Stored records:
════

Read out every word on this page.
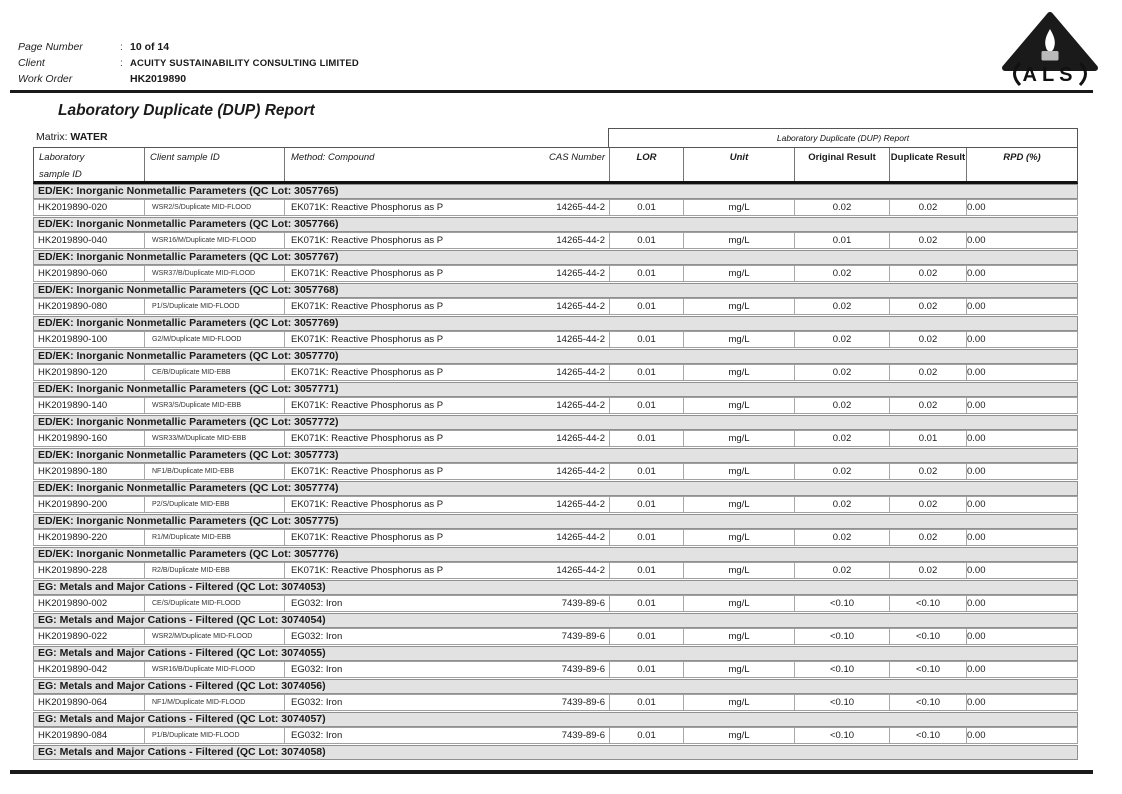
Page Number	: 10 of 14
Client	: ACUITY SUSTAINABILITY CONSULTING LIMITED
Work Order	HK2019890	ALS
Laboratory Duplicate (DUP) Report
Matrix: WATER	Laboratory Duplicate (DUP) Report
Laboratory
sample ID
Client sample ID	Method: Compound	CAS Number	LOR	Unit	Original Result	Duplicate Result	RPD (%)
ED/EK: Inorganic Nonmetallic Parameters (QC Lot: 3057765)
HK2019890-020	WSR2/S/Duplicate MID-FLOOD	EK071K: Reactive Phosphorus as P	14265-44-2	0.01	mg/L	0.02	0.02	0.00
ED/EK: Inorganic Nonmetallic Parameters (QC Lot: 3057766)
HK2019890-040	WSR16/M/Duplicate MID-FLOOD	EK071K: Reactive Phosphorus as P	14265-44-2	0.01	mg/L	0.01	0.02	0.00
ED/EK: Inorganic Nonmetallic Parameters (QC Lot: 3057767)
HK2019890-060	WSR37/B/Duplicate MID-FLOOD	EK071K: Reactive Phosphorus as P	14265-44-2	0.01	mg/L	0.02	0.02	0.00
ED/EK: Inorganic Nonmetallic Parameters (QC Lot: 3057768)
HK2019890-080	P1/S/Duplicate MID-FLOOD	EK071K: Reactive Phosphorus as P	14265-44-2	0.01	mg/L	0.02	0.02	0.00
ED/EK: Inorganic Nonmetallic Parameters (QC Lot: 3057769)
HK2019890-100	G2/M/Duplicate MID-FLOOD	EK071K: Reactive Phosphorus as P	14265-44-2	0.01	mg/L	0.02	0.02	0.00
ED/EK: Inorganic Nonmetallic Parameters (QC Lot: 3057770)
HK2019890-120	CE/B/Duplicate MID-EBB	EK071K: Reactive Phosphorus as P	14265-44-2	0.01	mg/L	0.02	0.02	0.00
ED/EK: Inorganic Nonmetallic Parameters (QC Lot: 3057771)
HK2019890-140	WSR3/S/Duplicate MID-EBB	EK071K: Reactive Phosphorus as P	14265-44-2	0.01	mg/L	0.02	0.02	0.00
ED/EK: Inorganic Nonmetallic Parameters (QC Lot: 3057772)
HK2019890-160	WSR33/M/Duplicate MID-EBB	EK071K: Reactive Phosphorus as P	14265-44-2	0.01	mg/L	0.02	0.01	0.00
ED/EK: Inorganic Nonmetallic Parameters (QC Lot: 3057773)
HK2019890-180	NF1/B/Duplicate MID-EBB	EK071K: Reactive Phosphorus as P	14265-44-2	0.01	mg/L	0.02	0.02	0.00
ED/EK: Inorganic Nonmetallic Parameters (QC Lot: 3057774)
HK2019890-200	P2/S/Duplicate MID-EBB	EK071K: Reactive Phosphorus as P	14265-44-2	0.01	mg/L	0.02	0.02	0.00
ED/EK: Inorganic Nonmetallic Parameters (QC Lot: 3057775)
HK2019890-220	R1/M/Duplicate MID-EBB	EK071K: Reactive Phosphorus as P	14265-44-2	0.01	mg/L	0.02	0.02	0.00
ED/EK: Inorganic Nonmetallic Parameters (QC Lot: 3057776)
HK2019890-228	R2/B/Duplicate MID-EBB	EK071K: Reactive Phosphorus as P	14265-44-2	0.01	mg/L	0.02	0.02	0.00
EG: Metals and Major Cations - Filtered (QC Lot: 3074053)
HK2019890-002	CE/S/Duplicate MID-FLOOD	EG032: Iron	7439-89-6	0.01	mg/L	<0.10	<0.10	0.00
EG: Metals and Major Cations - Filtered (QC Lot: 3074054)
HK2019890-022	WSR2/M/Duplicate MID-FLOOD	EG032: Iron	7439-89-6	0.01	mg/L	<0.10	<0.10	0.00
EG: Metals and Major Cations - Filtered (QC Lot: 3074055)
HK2019890-042	WSR16/B/Duplicate MID-FLOOD	EG032: Iron	7439-89-6	0.01	mg/L	<0.10	<0.10	0.00
EG: Metals and Major Cations - Filtered (QC Lot: 3074056)
HK2019890-064	NF1/M/Duplicate MID-FLOOD	EG032: Iron	7439-89-6	0.01	mg/L	<0.10	<0.10	0.00
EG: Metals and Major Cations - Filtered (QC Lot: 3074057)
HK2019890-084	P1/B/Duplicate MID-FLOOD	EG032: Iron	7439-89-6	0.01	mg/L	<0.10	<0.10	0.00
EG: Metals and Major Cations - Filtered (QC Lot: 3074058)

════

» The request:
Find the number of lines in which the word "Cations" occurs, and write nothing but that number.

» Expected answer:
6